== Figure contents as structured data ==
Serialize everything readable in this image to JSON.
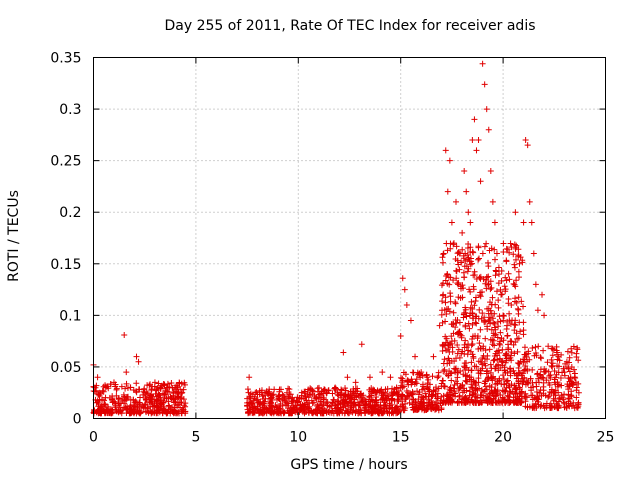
{
  "chart_data": {
    "type": "scatter",
    "title": "Day 255 of 2011, Rate Of TEC Index for receiver adis",
    "xlabel": "GPS time / hours",
    "ylabel": "ROTI / TECUs",
    "xlim": [
      0,
      25
    ],
    "ylim": [
      0,
      0.35
    ],
    "x_ticks": [
      "0",
      "5",
      "10",
      "15",
      "20",
      "25"
    ],
    "y_ticks": [
      "0",
      "0.05",
      "0.1",
      "0.15",
      "0.2",
      "0.25",
      "0.3",
      "0.35"
    ],
    "grid": true,
    "marker": "+",
    "color": "#e00000",
    "x": [
      0.0,
      0.1,
      0.2,
      0.3,
      0.4,
      0.6,
      0.8,
      1.0,
      1.2,
      1.5,
      1.6,
      1.8,
      2.1,
      2.2,
      2.5,
      2.8,
      3.0,
      3.3,
      3.6,
      3.9,
      4.2,
      4.4,
      7.6,
      7.9,
      8.3,
      8.7,
      9.1,
      9.5,
      9.9,
      10.3,
      10.7,
      11.0,
      11.4,
      11.8,
      12.2,
      12.4,
      12.8,
      13.1,
      13.5,
      13.8,
      14.1,
      14.5,
      14.8,
      15.0,
      15.1,
      15.2,
      15.3,
      15.5,
      15.7,
      16.0,
      16.3,
      16.6,
      16.9,
      17.1,
      17.2,
      17.3,
      17.4,
      17.5,
      17.6,
      17.7,
      17.8,
      17.9,
      18.0,
      18.1,
      18.2,
      18.3,
      18.4,
      18.5,
      18.6,
      18.7,
      18.8,
      18.9,
      19.0,
      19.1,
      19.2,
      19.3,
      19.4,
      19.5,
      19.6,
      19.7,
      19.8,
      19.9,
      20.0,
      20.2,
      20.4,
      20.6,
      20.8,
      21.0,
      21.1,
      21.2,
      21.3,
      21.4,
      21.5,
      21.6,
      21.7,
      21.9,
      22.0,
      22.2,
      22.4,
      22.7,
      23.0,
      23.3,
      23.6,
      23.7
    ],
    "y": [
      0.052,
      0.018,
      0.04,
      0.025,
      0.012,
      0.03,
      0.02,
      0.035,
      0.015,
      0.081,
      0.045,
      0.03,
      0.06,
      0.055,
      0.025,
      0.02,
      0.035,
      0.018,
      0.03,
      0.022,
      0.034,
      0.028,
      0.04,
      0.025,
      0.015,
      0.018,
      0.012,
      0.01,
      0.008,
      0.012,
      0.015,
      0.02,
      0.025,
      0.03,
      0.064,
      0.04,
      0.035,
      0.072,
      0.04,
      0.025,
      0.045,
      0.04,
      0.03,
      0.08,
      0.136,
      0.125,
      0.11,
      0.095,
      0.06,
      0.045,
      0.04,
      0.06,
      0.09,
      0.16,
      0.26,
      0.22,
      0.25,
      0.19,
      0.17,
      0.21,
      0.13,
      0.16,
      0.18,
      0.24,
      0.22,
      0.2,
      0.19,
      0.27,
      0.29,
      0.26,
      0.27,
      0.23,
      0.344,
      0.324,
      0.3,
      0.28,
      0.24,
      0.21,
      0.19,
      0.16,
      0.14,
      0.12,
      0.1,
      0.08,
      0.11,
      0.2,
      0.15,
      0.19,
      0.27,
      0.265,
      0.21,
      0.19,
      0.16,
      0.13,
      0.105,
      0.12,
      0.1,
      0.07,
      0.05,
      0.06,
      0.045,
      0.04,
      0.03,
      0.025
    ],
    "dense_bands": [
      {
        "x_start": 0.0,
        "x_end": 4.5,
        "y_low": 0.005,
        "y_high": 0.035
      },
      {
        "x_start": 7.5,
        "x_end": 15.0,
        "y_low": 0.005,
        "y_high": 0.03
      },
      {
        "x_start": 15.0,
        "x_end": 17.0,
        "y_low": 0.008,
        "y_high": 0.045
      },
      {
        "x_start": 17.0,
        "x_end": 21.0,
        "y_low": 0.015,
        "y_high": 0.17
      },
      {
        "x_start": 21.0,
        "x_end": 23.7,
        "y_low": 0.01,
        "y_high": 0.07
      }
    ]
  }
}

== Your task ==
In your copy of the listing above, reproduce each line exactly and omit all pictures.

== Written answer ==
Serialize everything readable in this image to JSON.
{
  "chart_data": {
    "type": "scatter",
    "title": "Day 255 of 2011, Rate Of TEC Index for receiver adis",
    "xlabel": "GPS time / hours",
    "ylabel": "ROTI / TECUs",
    "xlim": [
      0,
      25
    ],
    "ylim": [
      0,
      0.35
    ],
    "x_ticks": [
      "0",
      "5",
      "10",
      "15",
      "20",
      "25"
    ],
    "y_ticks": [
      "0",
      "0.05",
      "0.1",
      "0.15",
      "0.2",
      "0.25",
      "0.3",
      "0.35"
    ],
    "grid": true,
    "marker": "+",
    "color": "#e00000",
    "x": [
      0.0,
      0.1,
      0.2,
      0.3,
      0.4,
      0.6,
      0.8,
      1.0,
      1.2,
      1.5,
      1.6,
      1.8,
      2.1,
      2.2,
      2.5,
      2.8,
      3.0,
      3.3,
      3.6,
      3.9,
      4.2,
      4.4,
      7.6,
      7.9,
      8.3,
      8.7,
      9.1,
      9.5,
      9.9,
      10.3,
      10.7,
      11.0,
      11.4,
      11.8,
      12.2,
      12.4,
      12.8,
      13.1,
      13.5,
      13.8,
      14.1,
      14.5,
      14.8,
      15.0,
      15.1,
      15.2,
      15.3,
      15.5,
      15.7,
      16.0,
      16.3,
      16.6,
      16.9,
      17.1,
      17.2,
      17.3,
      17.4,
      17.5,
      17.6,
      17.7,
      17.8,
      17.9,
      18.0,
      18.1,
      18.2,
      18.3,
      18.4,
      18.5,
      18.6,
      18.7,
      18.8,
      18.9,
      19.0,
      19.1,
      19.2,
      19.3,
      19.4,
      19.5,
      19.6,
      19.7,
      19.8,
      19.9,
      20.0,
      20.2,
      20.4,
      20.6,
      20.8,
      21.0,
      21.1,
      21.2,
      21.3,
      21.4,
      21.5,
      21.6,
      21.7,
      21.9,
      22.0,
      22.2,
      22.4,
      22.7,
      23.0,
      23.3,
      23.6,
      23.7
    ],
    "y": [
      0.052,
      0.018,
      0.04,
      0.025,
      0.012,
      0.03,
      0.02,
      0.035,
      0.015,
      0.081,
      0.045,
      0.03,
      0.06,
      0.055,
      0.025,
      0.02,
      0.035,
      0.018,
      0.03,
      0.022,
      0.034,
      0.028,
      0.04,
      0.025,
      0.015,
      0.018,
      0.012,
      0.01,
      0.008,
      0.012,
      0.015,
      0.02,
      0.025,
      0.03,
      0.064,
      0.04,
      0.035,
      0.072,
      0.04,
      0.025,
      0.045,
      0.04,
      0.03,
      0.08,
      0.136,
      0.125,
      0.11,
      0.095,
      0.06,
      0.045,
      0.04,
      0.06,
      0.09,
      0.16,
      0.26,
      0.22,
      0.25,
      0.19,
      0.17,
      0.21,
      0.13,
      0.16,
      0.18,
      0.24,
      0.22,
      0.2,
      0.19,
      0.27,
      0.29,
      0.26,
      0.27,
      0.23,
      0.344,
      0.324,
      0.3,
      0.28,
      0.24,
      0.21,
      0.19,
      0.16,
      0.14,
      0.12,
      0.1,
      0.08,
      0.11,
      0.2,
      0.15,
      0.19,
      0.27,
      0.265,
      0.21,
      0.19,
      0.16,
      0.13,
      0.105,
      0.12,
      0.1,
      0.07,
      0.05,
      0.06,
      0.045,
      0.04,
      0.03,
      0.025
    ],
    "dense_bands": [
      {
        "x_start": 0.0,
        "x_end": 4.5,
        "y_low": 0.005,
        "y_high": 0.035
      },
      {
        "x_start": 7.5,
        "x_end": 15.0,
        "y_low": 0.005,
        "y_high": 0.03
      },
      {
        "x_start": 15.0,
        "x_end": 17.0,
        "y_low": 0.008,
        "y_high": 0.045
      },
      {
        "x_start": 17.0,
        "x_end": 21.0,
        "y_low": 0.015,
        "y_high": 0.17
      },
      {
        "x_start": 21.0,
        "x_end": 23.7,
        "y_low": 0.01,
        "y_high": 0.07
      }
    ]
  }
}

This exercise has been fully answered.